[Items from a dataset]
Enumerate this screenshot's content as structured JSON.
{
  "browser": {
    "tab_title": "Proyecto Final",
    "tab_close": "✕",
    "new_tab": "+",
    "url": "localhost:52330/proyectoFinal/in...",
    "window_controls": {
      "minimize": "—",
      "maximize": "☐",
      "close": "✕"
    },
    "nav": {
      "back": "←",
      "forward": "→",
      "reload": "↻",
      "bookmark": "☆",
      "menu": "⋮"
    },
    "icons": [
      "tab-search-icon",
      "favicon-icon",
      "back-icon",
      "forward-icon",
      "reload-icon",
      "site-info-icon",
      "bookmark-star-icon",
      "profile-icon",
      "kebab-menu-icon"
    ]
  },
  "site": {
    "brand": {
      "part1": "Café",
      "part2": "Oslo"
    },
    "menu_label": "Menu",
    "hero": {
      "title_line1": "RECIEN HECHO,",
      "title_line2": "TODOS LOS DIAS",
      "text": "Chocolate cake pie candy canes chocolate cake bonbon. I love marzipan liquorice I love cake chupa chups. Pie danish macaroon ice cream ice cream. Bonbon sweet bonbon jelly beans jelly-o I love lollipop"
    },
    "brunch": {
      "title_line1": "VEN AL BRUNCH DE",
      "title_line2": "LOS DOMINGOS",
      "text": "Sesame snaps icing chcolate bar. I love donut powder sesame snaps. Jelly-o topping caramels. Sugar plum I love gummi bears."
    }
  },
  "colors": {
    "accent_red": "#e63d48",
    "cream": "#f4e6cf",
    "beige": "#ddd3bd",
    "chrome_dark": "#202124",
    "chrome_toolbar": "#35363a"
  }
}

- Task -
Repeat every entry exactly as written above.

- Expected answer -
Enumerate this screenshot's content as structured JSON.
{
  "browser": {
    "tab_title": "Proyecto Final",
    "tab_close": "✕",
    "new_tab": "+",
    "url": "localhost:52330/proyectoFinal/in...",
    "window_controls": {
      "minimize": "—",
      "maximize": "☐",
      "close": "✕"
    },
    "nav": {
      "back": "←",
      "forward": "→",
      "reload": "↻",
      "bookmark": "☆",
      "menu": "⋮"
    },
    "icons": [
      "tab-search-icon",
      "favicon-icon",
      "back-icon",
      "forward-icon",
      "reload-icon",
      "site-info-icon",
      "bookmark-star-icon",
      "profile-icon",
      "kebab-menu-icon"
    ]
  },
  "site": {
    "brand": {
      "part1": "Café",
      "part2": "Oslo"
    },
    "menu_label": "Menu",
    "hero": {
      "title_line1": "RECIEN HECHO,",
      "title_line2": "TODOS LOS DIAS",
      "text": "Chocolate cake pie candy canes chocolate cake bonbon. I love marzipan liquorice I love cake chupa chups. Pie danish macaroon ice cream ice cream. Bonbon sweet bonbon jelly beans jelly-o I love lollipop"
    },
    "brunch": {
      "title_line1": "VEN AL BRUNCH DE",
      "title_line2": "LOS DOMINGOS",
      "text": "Sesame snaps icing chcolate bar. I love donut powder sesame snaps. Jelly-o topping caramels. Sugar plum I love gummi bears."
    }
  },
  "colors": {
    "accent_red": "#e63d48",
    "cream": "#f4e6cf",
    "beige": "#ddd3bd",
    "chrome_dark": "#202124",
    "chrome_toolbar": "#35363a"
  }
}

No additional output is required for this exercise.